**Short problem:** How many lines in the rows below contain the string "Total"? Reply with the number alone.

** start of Entries **

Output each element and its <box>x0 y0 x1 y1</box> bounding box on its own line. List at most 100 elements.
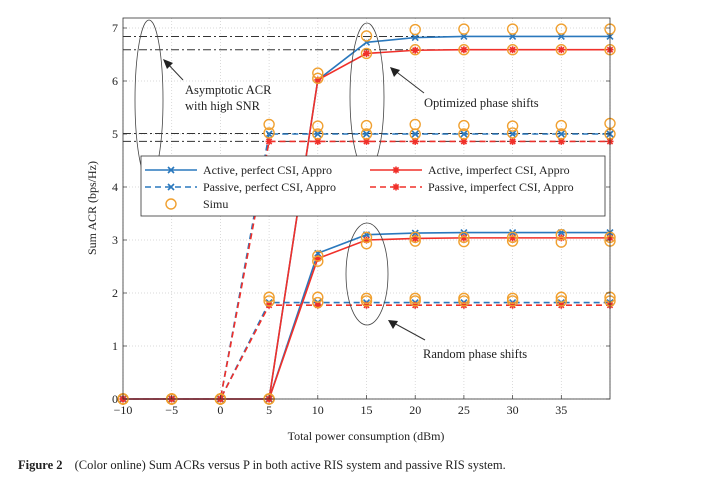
simu-point-1 <box>506 44 519 56</box>
series-point-2 <box>460 130 468 138</box>
series-point-5 <box>411 234 419 242</box>
simu-point-2 <box>360 119 373 132</box>
simu-point-6 <box>263 291 275 303</box>
series-point-7 <box>460 301 468 309</box>
annotation-optimized: Optimized phase shifts <box>424 96 539 110</box>
simu-point-1 <box>555 44 567 56</box>
series-point-3 <box>460 137 468 145</box>
series-point-4 <box>411 229 419 237</box>
simu-point-7 <box>263 295 275 307</box>
x-tick-label: −5 <box>165 403 178 417</box>
series-point-3 <box>265 137 273 145</box>
series-point-1 <box>509 46 517 54</box>
series-point-2 <box>265 130 273 138</box>
legend-box <box>140 155 606 217</box>
series-point-7 <box>314 301 322 309</box>
series-point-3 <box>557 137 565 145</box>
simu-point-0 <box>458 23 470 35</box>
series-point-0 <box>411 33 419 42</box>
simu-point-7 <box>506 295 519 307</box>
annotation-asymptotic-line1: Asymptotic ACR <box>185 83 272 97</box>
x-tick-label: 5 <box>266 403 272 417</box>
simu-point-5 <box>360 238 373 250</box>
legend-label: Passive, imperfect CSI, Appro <box>428 180 574 194</box>
simu-point-2 <box>458 119 470 132</box>
simu-point-0 <box>360 30 373 42</box>
x-tick-label: 15 <box>361 403 373 417</box>
arrow-asymptotic <box>163 59 184 81</box>
simu-point-7 <box>312 296 324 309</box>
y-tick-label: 7 <box>112 21 118 35</box>
simu-point-3 <box>458 128 470 140</box>
simu-point-3 <box>555 128 567 140</box>
series-point-1 <box>460 46 468 54</box>
y-axis-label: Sum ACR (bps/Hz) <box>85 161 99 255</box>
simu-point-3 <box>506 127 519 139</box>
x-tick-label: 20 <box>409 403 421 417</box>
series-point-5 <box>314 255 322 263</box>
series-point-1 <box>411 46 419 54</box>
simu-point-0 <box>555 23 567 35</box>
simu-point-4 <box>458 231 470 244</box>
arrow-optimized <box>390 67 425 94</box>
x-tick-label: 25 <box>458 403 470 417</box>
series-point-2 <box>411 130 419 138</box>
simu-point-7 <box>555 295 567 307</box>
simu-point-7 <box>458 295 470 307</box>
series-point-3 <box>363 137 370 145</box>
simu-point-1 <box>409 44 421 56</box>
series-point-7 <box>411 301 419 309</box>
series-point-5 <box>557 234 565 242</box>
series-point-5 <box>509 234 517 242</box>
series-point-2 <box>314 130 322 138</box>
simu-point-3 <box>263 127 275 139</box>
simu-point-0 <box>409 23 421 36</box>
legend: Active, perfect CSI, Appro Active, imperf… <box>140 155 606 217</box>
series-point-7 <box>509 301 517 309</box>
series-point-0 <box>557 32 565 41</box>
series-point-7 <box>265 301 273 309</box>
series-point-0 <box>509 32 517 41</box>
y-tick-label: 1 <box>112 339 118 353</box>
simu-point-3 <box>409 128 421 140</box>
simu-point-2 <box>312 120 324 132</box>
series-point-1 <box>557 46 565 54</box>
simu-point-7 <box>409 295 421 307</box>
figure-caption: Figure 2 (Color online) Sum ACRs versus P… <box>18 458 506 473</box>
y-tick-label: 5 <box>112 127 118 141</box>
simu-point-4 <box>360 231 373 244</box>
series-point-5 <box>460 234 468 242</box>
simu-point-0 <box>312 67 324 79</box>
series-point-7 <box>557 301 565 309</box>
simu-point-7 <box>360 295 373 307</box>
series-point-7 <box>363 301 370 309</box>
annotation-ellipse-random <box>345 222 389 326</box>
legend-label: Active, perfect CSI, Appro <box>203 163 332 177</box>
annotation-ellipse-optimized <box>349 22 385 172</box>
simu-point-5 <box>409 235 421 247</box>
series-point-1 <box>314 76 322 84</box>
x-axis-label: Total power consumption (dBm) <box>288 429 445 443</box>
chart: −10 −5 0 5 10 15 20 25 30 35 0 1 2 3 4 5 6 7 Total power … <box>85 17 616 443</box>
simu-point-2 <box>506 120 519 132</box>
simu-point-1 <box>360 47 373 60</box>
simu-point-6 <box>312 291 324 303</box>
series-point-3 <box>411 137 419 145</box>
y-tick-label: 0 <box>112 392 118 406</box>
simu-point-3 <box>360 128 373 140</box>
legend-marker <box>392 166 400 174</box>
simu-point-5 <box>458 235 470 248</box>
simu-point-2 <box>555 119 567 132</box>
legend-label-simu: Simu <box>203 197 228 211</box>
simu-point-4 <box>506 231 519 244</box>
arrow-random <box>388 320 426 341</box>
simu-point-4 <box>555 228 567 241</box>
series-point-5 <box>363 236 370 244</box>
caption-text: (Color online) Sum ACRs versus P in both… <box>74 458 506 472</box>
legend-marker <box>167 183 175 191</box>
simu-point-5 <box>312 255 324 267</box>
y-tick-label: 3 <box>112 233 118 247</box>
annotation-asymptotic-line2: with high SNR <box>185 99 261 113</box>
series-point-2 <box>362 130 371 138</box>
series-point-0 <box>460 32 468 41</box>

** end of Entries **

**Task solution:** 2